● PROBLEM REQUIREMENTS
Search the data below for the word "Mask" and copy each line that holds it.

##### DATA IN THIS EXERCISE

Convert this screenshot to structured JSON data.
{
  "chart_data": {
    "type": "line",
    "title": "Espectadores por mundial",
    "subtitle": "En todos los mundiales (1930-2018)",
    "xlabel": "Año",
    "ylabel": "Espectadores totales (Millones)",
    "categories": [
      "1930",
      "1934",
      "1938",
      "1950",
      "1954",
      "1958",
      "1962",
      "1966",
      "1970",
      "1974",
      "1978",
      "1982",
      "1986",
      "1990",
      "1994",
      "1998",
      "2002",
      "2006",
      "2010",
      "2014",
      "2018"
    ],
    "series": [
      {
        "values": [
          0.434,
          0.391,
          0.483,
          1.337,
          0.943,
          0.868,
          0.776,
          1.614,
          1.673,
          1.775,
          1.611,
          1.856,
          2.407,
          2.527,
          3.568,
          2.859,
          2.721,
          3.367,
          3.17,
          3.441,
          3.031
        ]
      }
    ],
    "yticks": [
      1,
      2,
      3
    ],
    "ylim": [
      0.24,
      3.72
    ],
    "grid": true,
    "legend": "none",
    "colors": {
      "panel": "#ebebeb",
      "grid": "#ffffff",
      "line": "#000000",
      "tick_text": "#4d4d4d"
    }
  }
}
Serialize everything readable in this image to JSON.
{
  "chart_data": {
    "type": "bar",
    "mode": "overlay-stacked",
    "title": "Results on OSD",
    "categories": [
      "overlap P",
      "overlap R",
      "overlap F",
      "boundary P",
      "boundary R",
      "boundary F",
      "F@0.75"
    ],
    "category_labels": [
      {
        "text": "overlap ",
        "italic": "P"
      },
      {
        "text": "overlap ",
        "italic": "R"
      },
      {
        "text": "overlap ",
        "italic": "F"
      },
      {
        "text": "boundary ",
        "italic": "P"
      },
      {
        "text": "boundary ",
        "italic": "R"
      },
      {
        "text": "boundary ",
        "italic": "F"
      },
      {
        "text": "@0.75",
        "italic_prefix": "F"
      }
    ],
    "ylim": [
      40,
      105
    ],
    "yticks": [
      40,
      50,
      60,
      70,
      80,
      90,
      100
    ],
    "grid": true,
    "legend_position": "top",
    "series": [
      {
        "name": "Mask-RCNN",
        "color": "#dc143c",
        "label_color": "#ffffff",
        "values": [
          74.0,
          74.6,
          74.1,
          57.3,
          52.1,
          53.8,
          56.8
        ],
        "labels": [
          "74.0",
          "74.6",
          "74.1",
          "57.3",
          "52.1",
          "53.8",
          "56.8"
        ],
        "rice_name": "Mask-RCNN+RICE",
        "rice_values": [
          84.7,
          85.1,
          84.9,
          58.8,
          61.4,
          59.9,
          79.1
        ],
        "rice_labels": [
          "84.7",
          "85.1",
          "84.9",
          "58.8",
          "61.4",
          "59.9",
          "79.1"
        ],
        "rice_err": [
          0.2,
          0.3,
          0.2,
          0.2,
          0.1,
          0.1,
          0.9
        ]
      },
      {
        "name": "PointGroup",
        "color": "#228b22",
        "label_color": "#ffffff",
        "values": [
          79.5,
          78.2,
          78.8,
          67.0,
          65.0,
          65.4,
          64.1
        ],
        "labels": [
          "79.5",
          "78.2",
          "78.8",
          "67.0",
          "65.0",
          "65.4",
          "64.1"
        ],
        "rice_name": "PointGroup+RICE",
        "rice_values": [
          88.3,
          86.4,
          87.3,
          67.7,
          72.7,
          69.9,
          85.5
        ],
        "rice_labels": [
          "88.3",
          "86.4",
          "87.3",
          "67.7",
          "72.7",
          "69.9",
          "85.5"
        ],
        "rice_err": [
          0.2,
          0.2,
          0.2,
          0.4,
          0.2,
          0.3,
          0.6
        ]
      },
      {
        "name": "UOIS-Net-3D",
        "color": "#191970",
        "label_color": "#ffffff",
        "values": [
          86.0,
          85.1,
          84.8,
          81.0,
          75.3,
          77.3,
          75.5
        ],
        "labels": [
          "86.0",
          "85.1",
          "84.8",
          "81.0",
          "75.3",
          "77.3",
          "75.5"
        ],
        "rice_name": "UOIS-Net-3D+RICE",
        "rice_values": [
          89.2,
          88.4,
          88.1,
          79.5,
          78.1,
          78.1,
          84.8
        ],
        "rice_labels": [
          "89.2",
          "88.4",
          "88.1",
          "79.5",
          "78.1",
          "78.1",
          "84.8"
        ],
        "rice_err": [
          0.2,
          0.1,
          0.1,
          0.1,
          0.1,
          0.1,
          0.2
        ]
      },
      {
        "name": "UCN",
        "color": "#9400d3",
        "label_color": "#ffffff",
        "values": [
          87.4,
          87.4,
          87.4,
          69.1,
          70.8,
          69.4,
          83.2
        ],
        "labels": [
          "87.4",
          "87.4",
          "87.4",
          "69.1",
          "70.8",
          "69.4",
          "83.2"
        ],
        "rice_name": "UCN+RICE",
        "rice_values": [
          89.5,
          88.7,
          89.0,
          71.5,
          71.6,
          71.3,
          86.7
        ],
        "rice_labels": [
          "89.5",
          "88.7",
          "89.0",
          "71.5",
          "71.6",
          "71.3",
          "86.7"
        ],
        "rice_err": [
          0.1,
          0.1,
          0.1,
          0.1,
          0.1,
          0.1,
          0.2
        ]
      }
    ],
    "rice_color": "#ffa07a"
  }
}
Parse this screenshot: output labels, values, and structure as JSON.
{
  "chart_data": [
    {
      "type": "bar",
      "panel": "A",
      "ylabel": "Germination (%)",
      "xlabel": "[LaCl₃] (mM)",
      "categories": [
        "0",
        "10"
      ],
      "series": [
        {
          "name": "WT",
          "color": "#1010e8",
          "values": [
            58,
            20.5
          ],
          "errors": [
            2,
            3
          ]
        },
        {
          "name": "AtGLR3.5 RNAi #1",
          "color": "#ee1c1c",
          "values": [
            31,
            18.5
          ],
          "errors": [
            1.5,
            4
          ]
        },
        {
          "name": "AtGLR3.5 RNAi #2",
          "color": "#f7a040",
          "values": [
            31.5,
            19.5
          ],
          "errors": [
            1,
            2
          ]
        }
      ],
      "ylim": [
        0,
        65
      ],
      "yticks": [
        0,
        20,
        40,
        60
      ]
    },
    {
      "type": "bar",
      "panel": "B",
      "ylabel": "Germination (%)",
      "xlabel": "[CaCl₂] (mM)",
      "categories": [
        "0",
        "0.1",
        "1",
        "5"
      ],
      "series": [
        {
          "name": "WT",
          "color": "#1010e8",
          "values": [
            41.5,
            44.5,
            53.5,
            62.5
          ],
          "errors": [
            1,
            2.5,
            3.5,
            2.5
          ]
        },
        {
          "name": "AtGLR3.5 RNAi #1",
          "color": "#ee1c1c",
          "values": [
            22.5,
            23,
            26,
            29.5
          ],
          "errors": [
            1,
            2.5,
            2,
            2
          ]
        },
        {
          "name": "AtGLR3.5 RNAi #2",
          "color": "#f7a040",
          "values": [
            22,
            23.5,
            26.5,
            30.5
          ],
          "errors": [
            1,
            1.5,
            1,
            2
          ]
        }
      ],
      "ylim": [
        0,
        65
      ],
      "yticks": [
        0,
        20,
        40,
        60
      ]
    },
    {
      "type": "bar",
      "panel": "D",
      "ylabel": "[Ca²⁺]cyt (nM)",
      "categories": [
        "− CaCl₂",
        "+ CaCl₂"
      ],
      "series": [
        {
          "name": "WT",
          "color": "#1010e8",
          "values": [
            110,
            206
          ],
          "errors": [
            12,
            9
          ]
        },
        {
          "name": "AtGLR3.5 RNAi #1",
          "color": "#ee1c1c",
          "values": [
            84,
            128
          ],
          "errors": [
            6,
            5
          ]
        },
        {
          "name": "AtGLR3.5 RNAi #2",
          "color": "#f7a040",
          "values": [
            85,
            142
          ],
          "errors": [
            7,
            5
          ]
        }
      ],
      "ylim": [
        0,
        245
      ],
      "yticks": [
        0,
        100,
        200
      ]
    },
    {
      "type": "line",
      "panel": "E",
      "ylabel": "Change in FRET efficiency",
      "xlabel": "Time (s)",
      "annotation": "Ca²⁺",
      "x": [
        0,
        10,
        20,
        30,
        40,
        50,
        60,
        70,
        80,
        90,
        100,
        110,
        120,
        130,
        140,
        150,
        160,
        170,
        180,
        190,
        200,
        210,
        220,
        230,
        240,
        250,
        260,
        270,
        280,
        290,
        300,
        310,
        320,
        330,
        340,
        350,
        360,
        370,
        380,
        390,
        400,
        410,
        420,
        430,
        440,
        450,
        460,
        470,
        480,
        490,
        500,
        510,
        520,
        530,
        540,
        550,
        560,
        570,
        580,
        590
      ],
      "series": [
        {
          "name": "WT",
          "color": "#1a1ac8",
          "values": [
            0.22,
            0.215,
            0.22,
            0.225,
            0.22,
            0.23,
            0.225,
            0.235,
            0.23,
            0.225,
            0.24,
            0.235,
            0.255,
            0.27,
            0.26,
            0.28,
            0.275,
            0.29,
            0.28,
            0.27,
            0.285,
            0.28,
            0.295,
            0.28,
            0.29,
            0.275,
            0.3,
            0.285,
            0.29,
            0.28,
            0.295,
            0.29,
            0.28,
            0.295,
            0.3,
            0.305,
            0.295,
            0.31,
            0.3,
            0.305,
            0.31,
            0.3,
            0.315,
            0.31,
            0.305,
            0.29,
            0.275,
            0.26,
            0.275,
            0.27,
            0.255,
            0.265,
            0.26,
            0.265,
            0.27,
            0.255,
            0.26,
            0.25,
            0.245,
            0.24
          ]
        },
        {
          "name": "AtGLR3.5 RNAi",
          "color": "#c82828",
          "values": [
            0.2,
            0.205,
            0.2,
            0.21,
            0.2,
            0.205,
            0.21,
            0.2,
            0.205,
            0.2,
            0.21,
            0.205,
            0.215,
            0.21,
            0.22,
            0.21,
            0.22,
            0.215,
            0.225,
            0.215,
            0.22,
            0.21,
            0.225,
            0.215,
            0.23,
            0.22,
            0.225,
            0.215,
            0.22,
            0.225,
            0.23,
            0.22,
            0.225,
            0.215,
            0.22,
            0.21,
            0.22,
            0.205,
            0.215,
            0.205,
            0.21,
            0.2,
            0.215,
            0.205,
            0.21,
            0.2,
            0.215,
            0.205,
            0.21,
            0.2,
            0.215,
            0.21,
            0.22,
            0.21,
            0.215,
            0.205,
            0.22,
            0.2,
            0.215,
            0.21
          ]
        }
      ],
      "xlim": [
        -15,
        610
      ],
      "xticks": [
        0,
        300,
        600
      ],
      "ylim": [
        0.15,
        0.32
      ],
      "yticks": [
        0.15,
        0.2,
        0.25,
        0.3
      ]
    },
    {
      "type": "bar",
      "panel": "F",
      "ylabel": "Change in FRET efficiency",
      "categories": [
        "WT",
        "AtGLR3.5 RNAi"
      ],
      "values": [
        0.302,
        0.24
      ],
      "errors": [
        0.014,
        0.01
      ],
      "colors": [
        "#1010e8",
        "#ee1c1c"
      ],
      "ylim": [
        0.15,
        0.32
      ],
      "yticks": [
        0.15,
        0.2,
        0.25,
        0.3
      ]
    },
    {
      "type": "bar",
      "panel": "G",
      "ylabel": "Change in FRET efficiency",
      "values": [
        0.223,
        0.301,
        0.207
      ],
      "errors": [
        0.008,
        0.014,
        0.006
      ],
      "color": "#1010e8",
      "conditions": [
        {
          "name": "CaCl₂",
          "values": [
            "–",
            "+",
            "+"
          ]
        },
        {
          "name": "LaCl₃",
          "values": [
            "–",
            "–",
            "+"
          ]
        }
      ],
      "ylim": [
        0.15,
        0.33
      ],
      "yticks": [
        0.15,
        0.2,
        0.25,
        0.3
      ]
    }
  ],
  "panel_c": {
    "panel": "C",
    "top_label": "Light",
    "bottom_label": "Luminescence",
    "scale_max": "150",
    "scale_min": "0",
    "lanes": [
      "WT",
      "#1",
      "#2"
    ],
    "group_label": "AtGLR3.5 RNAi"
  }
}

##########

● CORRECT ANSWER
        "name": "Mask-RCNN",
        "rice_name": "Mask-RCNN+RICE",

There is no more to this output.